WORK INSTRUCTIONS – Lift out all lines below that contain "this".

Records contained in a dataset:
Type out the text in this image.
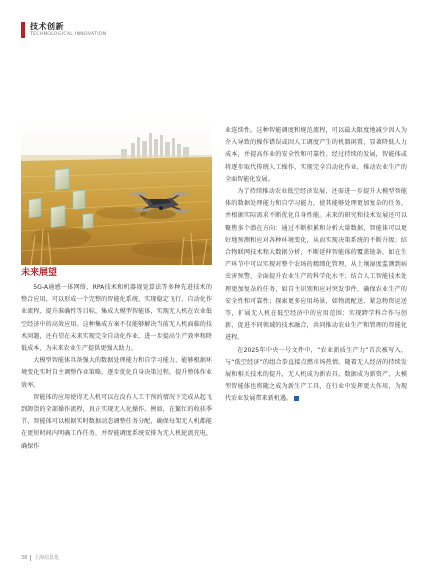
技术创新
TECHNOLOGICAL INNOVATION
未来展望

5G-A通感一体网络、RPA技术和机器视觉算法等多种先进技术的整合应用，可以形成一个完整的智能化系统，实现稳定飞行、自动化作业流程、提升准确性等目标，集成大模型智能体，实现无人机在农业低空经济中的高效应用。这种集成方案不仅能够解决当前无人机面临的技术问题，还有望在未来实现完全自动化作业，进一步提高生产效率和降低成本，为未来农业生产提供更强大助力。

大模型智能体具备强大的数据处理能力和自学习能力，能够根据环境变化实时自主调整作业策略，逐步优化自身决策过程，提升整体作业效率。

智能体的应用使得无人机可以在没有人工干预的情况下完成从起飞到卸货的全部操作流程，真正实现无人化操作。例如，在繁忙的收获季节，智能体可以根据实时数据动态调整任务分配，确保每架无人机都能在更短时间内明确工作任务，并智能调度系统安排为无人机轮流充电，确保作

业连续性。这种智能调度和规范流程，可以最大限度地减少因人为介入导致的操作错误或因人工调度产生的机器闲置，显著降低人力成本，并提高作业的安全性和可靠性。经过持续的发展，智能体或将逐步取代传统人工操作，实现完全自动化作业，推动农业生产的全面智能化发展。

为了持续推动农业低空经济发展，还需进一步提升大模型智能体的数据处理能力和自学习能力，使其能够处理更加复杂的任务，并根据实际需求不断优化自身性能。未来的研究和技术发展还可以聚焦多个潜在方向：通过不断积累和分析大量数据，智能体可以更好地预测和应对各种环境变化，从而实现决策系统的不断升级；结合物联网技术和大数据分析，不断延伸智能体的覆盖链条，如在生产环节中可以实现对整个农场的精细化管理，从土壤湿度监测到病虫害预警，全面提升农业生产的科学化水平；结合人工智能技术处理更加复杂的任务，如自主识别和应对突发事件，确保农业生产的安全性和可靠性；探索更多应用场景，如物流配送、紧急物资运送等，扩展无人机在低空经济中的应用范围；实现跨学科合作与创新，促进不同领域的技术融合，共同推动农业生产和管理的智能化进程。

在2025年中央一号文件中，“农业新质生产力”首次被写入，与“低空经济”的组合拳直接点燃市场热情。随着无人经济的持续发展和相关技术的提升，无人机成为新农具，数据成为新资产，大模型智能体也将随之成为新生产工具，在行业中发挥更大作用，为现代农业发展带来新机遇。

38 上海信息化
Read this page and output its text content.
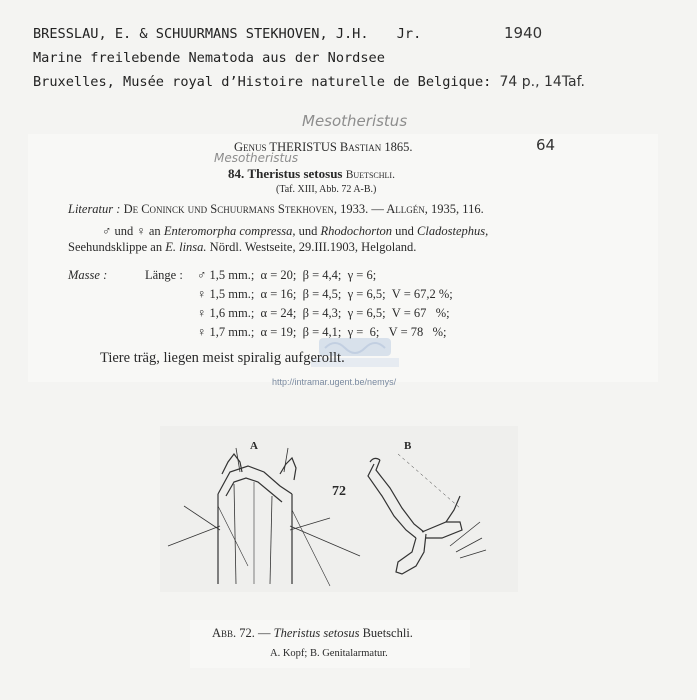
BRESSLAU, E. & SCHUURMANS STEKHOVEN, J.H. Jr.	1940
Marine freilebende Nematoda aus der Nordsee
Bruxelles, Musée royal d’Histoire naturelle de Belgique: 74 p., 14Taf.
Mesotheristus
Genus THERISTUS Bastian 1865.	64
Mesotheristus
84. Theristus setosus Buetschli.
(Taf. XIII, Abb. 72 A-B.)
Literatur : De Coninck und Schuurmans Stekhoven, 1933. — Allgén, 1935, 116.
♂ und ♀ an Enteromorpha compressa, und Rhodochorton und Cladostephus,
Seehundsklippe an E. linsa. Nördl. Westseite, 29.III.1903, Helgoland.
Masse :	Länge : ♂ 1,5 mm.;  α = 20;  β = 4,4;  γ = 6;
♀ 1,5 mm.;  α = 16;  β = 4,5;  γ = 6,5;  V = 67,2 %;
♀ 1,6 mm.;  α = 24;  β = 4,3;  γ = 6,5;  V = 67   %;
♀ 1,7 mm.;  α = 19;  β = 4,1;  γ =  6;   V = 78   %;
Tiere träg, liegen meist spiralig aufgerollt.
http://intramar.ugent.be/nemys/
A	B
72
Abb. 72. — Theristus setosus Buetschli.
A. Kopf; B. Genitalarmatur.
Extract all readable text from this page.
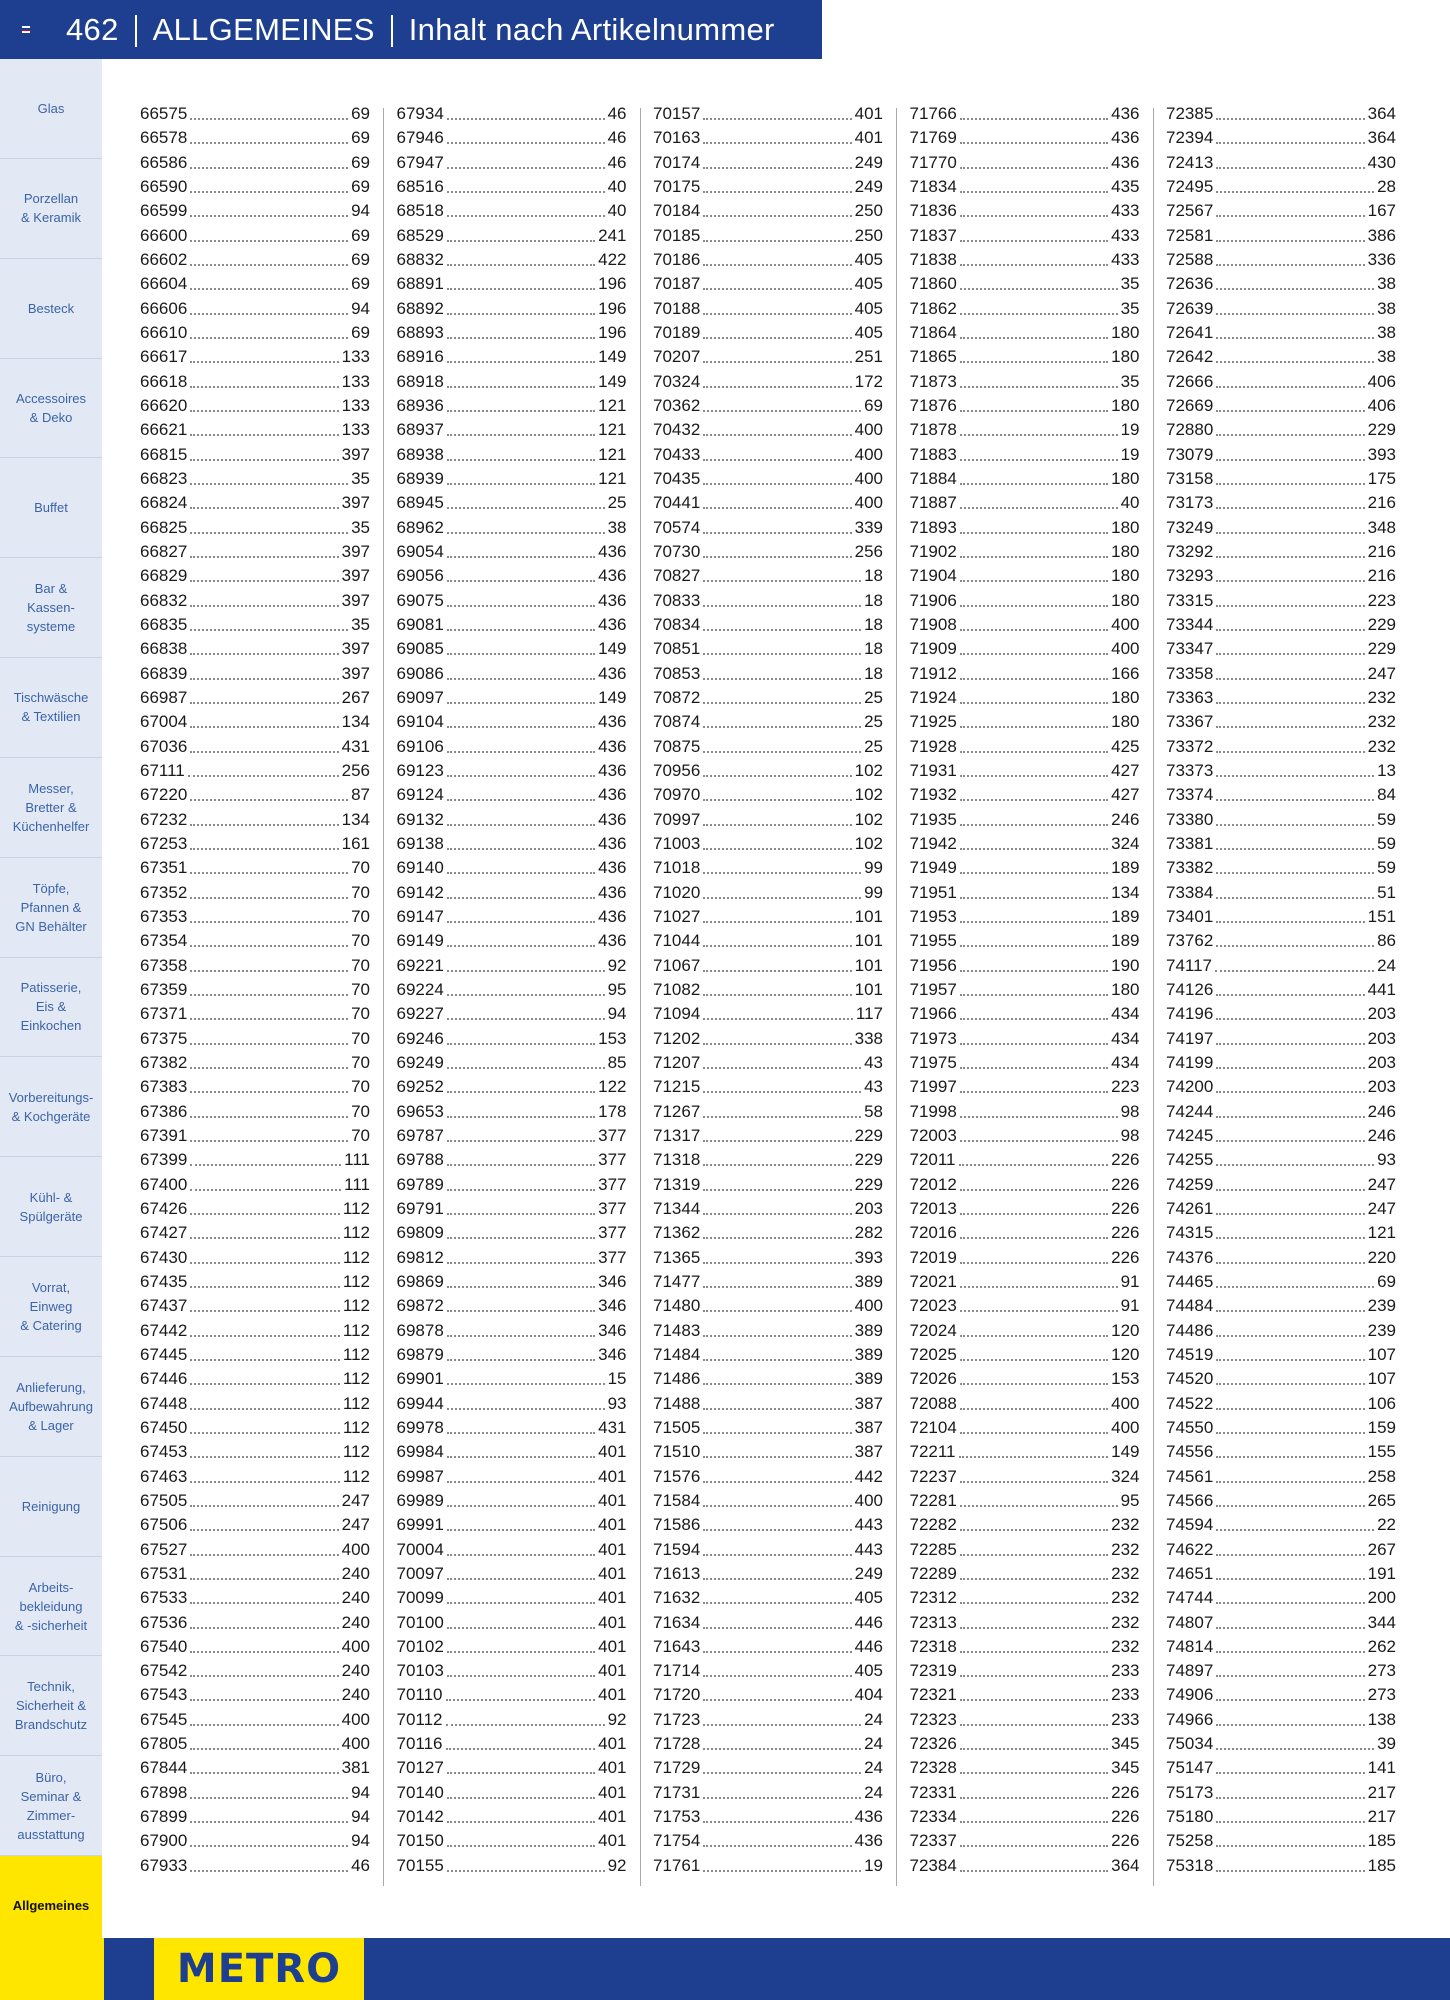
462 ALLGEMEINES Inhalt nach Artikelnummer
Glas
Porzellan
& Keramik
Besteck
Accessoires
& Deko
Buffet
Bar &
Kassen-
systeme
Tischwäsche
& Textilien
Messer,
Bretter &
Küchenhelfer
Töpfe,
Pfannen &
GN Behälter
Patisserie,
Eis &
Einkochen
Vorbereitungs-
& Kochgeräte
Kühl- &
Spülgeräte
Vorrat,
Einweg
& Catering
Anlieferung,
Aufbewahrung
& Lager
Reinigung
Arbeits-
bekleidung
& -sicherheit
Technik,
Sicherheit &
Brandschutz
Büro,
Seminar &
Zimmer-
ausstattung
Allgemeines
66575	69
66578	69
66586	69
66590	69
66599	94
66600	69
66602	69
66604	69
66606	94
66610	69
66617	133
66618	133
66620	133
66621	133
66815	397
66823	35
66824	397
66825	35
66827	397
66829	397
66832	397
66835	35
66838	397
66839	397
66987	267
67004	134
67036	431
67111	256
67220	87
67232	134
67253	161
67351	70
67352	70
67353	70
67354	70
67358	70
67359	70
67371	70
67375	70
67382	70
67383	70
67386	70
67391	70
67399	111
67400	111
67426	112
67427	112
67430	112
67435	112
67437	112
67442	112
67445	112
67446	112
67448	112
67450	112
67453	112
67463	112
67505	247
67506	247
67527	400
67531	240
67533	240
67536	240
67540	400
67542	240
67543	240
67545	400
67805	400
67844	381
67898	94
67899	94
67900	94
67933	46
67934	46
67946	46
67947	46
68516	40
68518	40
68529	241
68832	422
68891	196
68892	196
68893	196
68916	149
68918	149
68936	121
68937	121
68938	121
68939	121
68945	25
68962	38
69054	436
69056	436
69075	436
69081	436
69085	149
69086	436
69097	149
69104	436
69106	436
69123	436
69124	436
69132	436
69138	436
69140	436
69142	436
69147	436
69149	436
69221	92
69224	95
69227	94
69246	153
69249	85
69252	122
69653	178
69787	377
69788	377
69789	377
69791	377
69809	377
69812	377
69869	346
69872	346
69878	346
69879	346
69901	15
69944	93
69978	431
69984	401
69987	401
69989	401
69991	401
70004	401
70097	401
70099	401
70100	401
70102	401
70103	401
70110	401
70112	92
70116	401
70127	401
70140	401
70142	401
70150	401
70155	92
70157	401
70163	401
70174	249
70175	249
70184	250
70185	250
70186	405
70187	405
70188	405
70189	405
70207	251
70324	172
70362	69
70432	400
70433	400
70435	400
70441	400
70574	339
70730	256
70827	18
70833	18
70834	18
70851	18
70853	18
70872	25
70874	25
70875	25
70956	102
70970	102
70997	102
71003	102
71018	99
71020	99
71027	101
71044	101
71067	101
71082	101
71094	117
71202	338
71207	43
71215	43
71267	58
71317	229
71318	229
71319	229
71344	203
71362	282
71365	393
71477	389
71480	400
71483	389
71484	389
71486	389
71488	387
71505	387
71510	387
71576	442
71584	400
71586	443
71594	443
71613	249
71632	405
71634	446
71643	446
71714	405
71720	404
71723	24
71728	24
71729	24
71731	24
71753	436
71754	436
71761	19
71766	436
71769	436
71770	436
71834	435
71836	433
71837	433
71838	433
71860	35
71862	35
71864	180
71865	180
71873	35
71876	180
71878	19
71883	19
71884	180
71887	40
71893	180
71902	180
71904	180
71906	180
71908	400
71909	400
71912	166
71924	180
71925	180
71928	425
71931	427
71932	427
71935	246
71942	324
71949	189
71951	134
71953	189
71955	189
71956	190
71957	180
71966	434
71973	434
71975	434
71997	223
71998	98
72003	98
72011	226
72012	226
72013	226
72016	226
72019	226
72021	91
72023	91
72024	120
72025	120
72026	153
72088	400
72104	400
72211	149
72237	324
72281	95
72282	232
72285	232
72289	232
72312	232
72313	232
72318	232
72319	233
72321	233
72323	233
72326	345
72328	345
72331	226
72334	226
72337	226
72384	364
72385	364
72394	364
72413	430
72495	28
72567	167
72581	386
72588	336
72636	38
72639	38
72641	38
72642	38
72666	406
72669	406
72880	229
73079	393
73158	175
73173	216
73249	348
73292	216
73293	216
73315	223
73344	229
73347	229
73358	247
73363	232
73367	232
73372	232
73373	13
73374	84
73380	59
73381	59
73382	59
73384	51
73401	151
73762	86
74117	24
74126	441
74196	203
74197	203
74199	203
74200	203
74244	246
74245	246
74255	93
74259	247
74261	247
74315	121
74376	220
74465	69
74484	239
74486	239
74519	107
74520	107
74522	106
74550	159
74556	155
74561	258
74566	265
74594	22
74622	267
74651	191
74744	200
74807	344
74814	262
74897	273
74906	273
74966	138
75034	39
75147	141
75173	217
75180	217
75258	185
75318	185
METRO
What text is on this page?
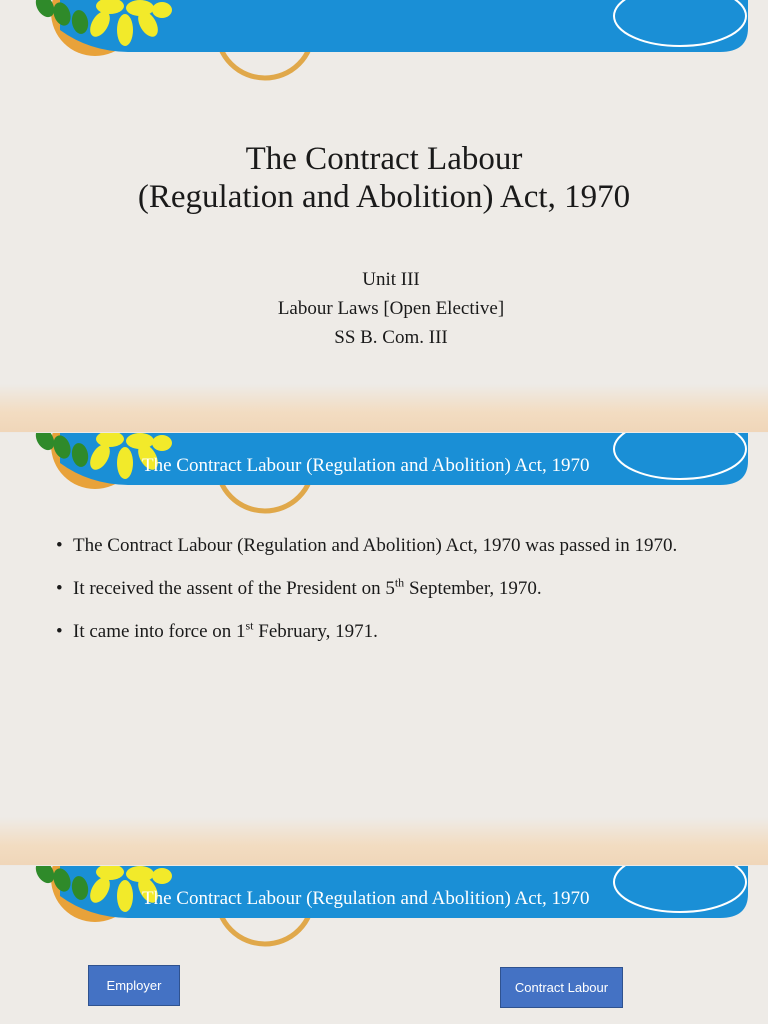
The Contract Labour
(Regulation and Abolition) Act, 1970
Unit III
Labour Laws [Open Elective]
SS B. Com. III
The Contract Labour (Regulation and Abolition) Act, 1970
• The Contract Labour (Regulation and Abolition) Act, 1970 was passed in 1970.
• It received the assent of the President on 5th September, 1970.
• It came into force on 1st February, 1971.
The Contract Labour (Regulation and Abolition) Act, 1970
Employer	Contract Labour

TASK ANSWER –
Type out the text in this image.
Read this page and output its text content.
Extract all readable text from this page.
What text is on this page?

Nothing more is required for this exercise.